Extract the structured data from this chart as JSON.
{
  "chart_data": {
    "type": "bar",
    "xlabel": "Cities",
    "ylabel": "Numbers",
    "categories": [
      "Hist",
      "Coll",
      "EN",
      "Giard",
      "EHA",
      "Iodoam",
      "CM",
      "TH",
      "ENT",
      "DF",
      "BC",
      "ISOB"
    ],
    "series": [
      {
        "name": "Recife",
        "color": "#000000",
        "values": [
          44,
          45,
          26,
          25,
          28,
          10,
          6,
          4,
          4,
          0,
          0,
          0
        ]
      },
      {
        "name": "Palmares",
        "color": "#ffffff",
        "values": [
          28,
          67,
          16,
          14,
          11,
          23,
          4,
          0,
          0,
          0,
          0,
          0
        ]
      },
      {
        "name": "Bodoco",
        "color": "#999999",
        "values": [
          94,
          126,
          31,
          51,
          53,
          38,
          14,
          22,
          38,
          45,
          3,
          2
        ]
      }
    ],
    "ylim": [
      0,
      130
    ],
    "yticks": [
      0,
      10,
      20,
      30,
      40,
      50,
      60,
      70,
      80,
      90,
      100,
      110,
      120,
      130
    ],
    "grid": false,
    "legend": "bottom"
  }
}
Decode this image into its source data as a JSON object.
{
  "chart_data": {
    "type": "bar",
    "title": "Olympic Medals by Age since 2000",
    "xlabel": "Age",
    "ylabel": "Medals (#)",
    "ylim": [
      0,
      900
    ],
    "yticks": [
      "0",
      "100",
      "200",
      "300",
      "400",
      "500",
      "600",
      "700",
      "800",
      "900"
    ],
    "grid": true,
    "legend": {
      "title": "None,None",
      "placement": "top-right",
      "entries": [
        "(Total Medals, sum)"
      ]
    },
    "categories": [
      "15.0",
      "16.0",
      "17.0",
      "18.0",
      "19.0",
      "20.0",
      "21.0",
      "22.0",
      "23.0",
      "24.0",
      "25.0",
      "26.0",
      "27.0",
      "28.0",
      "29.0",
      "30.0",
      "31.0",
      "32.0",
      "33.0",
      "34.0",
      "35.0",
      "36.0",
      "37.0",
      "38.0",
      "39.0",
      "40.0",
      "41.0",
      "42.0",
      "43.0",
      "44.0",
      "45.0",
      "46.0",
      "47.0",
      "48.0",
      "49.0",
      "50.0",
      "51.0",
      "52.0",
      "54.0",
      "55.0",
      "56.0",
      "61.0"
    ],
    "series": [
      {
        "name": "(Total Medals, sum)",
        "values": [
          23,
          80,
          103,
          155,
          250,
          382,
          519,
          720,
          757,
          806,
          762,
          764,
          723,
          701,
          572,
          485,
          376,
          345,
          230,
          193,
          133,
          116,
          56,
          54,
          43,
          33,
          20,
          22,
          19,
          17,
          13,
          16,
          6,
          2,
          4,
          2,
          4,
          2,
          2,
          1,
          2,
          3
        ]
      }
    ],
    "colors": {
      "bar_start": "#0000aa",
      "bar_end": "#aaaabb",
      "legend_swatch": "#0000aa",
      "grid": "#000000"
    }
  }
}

-- OBJECTIVE --
Gather each line from the entries above that includes the word "this".

-- OUTPUT OF THE TASK --
Extract the structured data from this chart as JSON.
Decode this image into its source data as a JSON object.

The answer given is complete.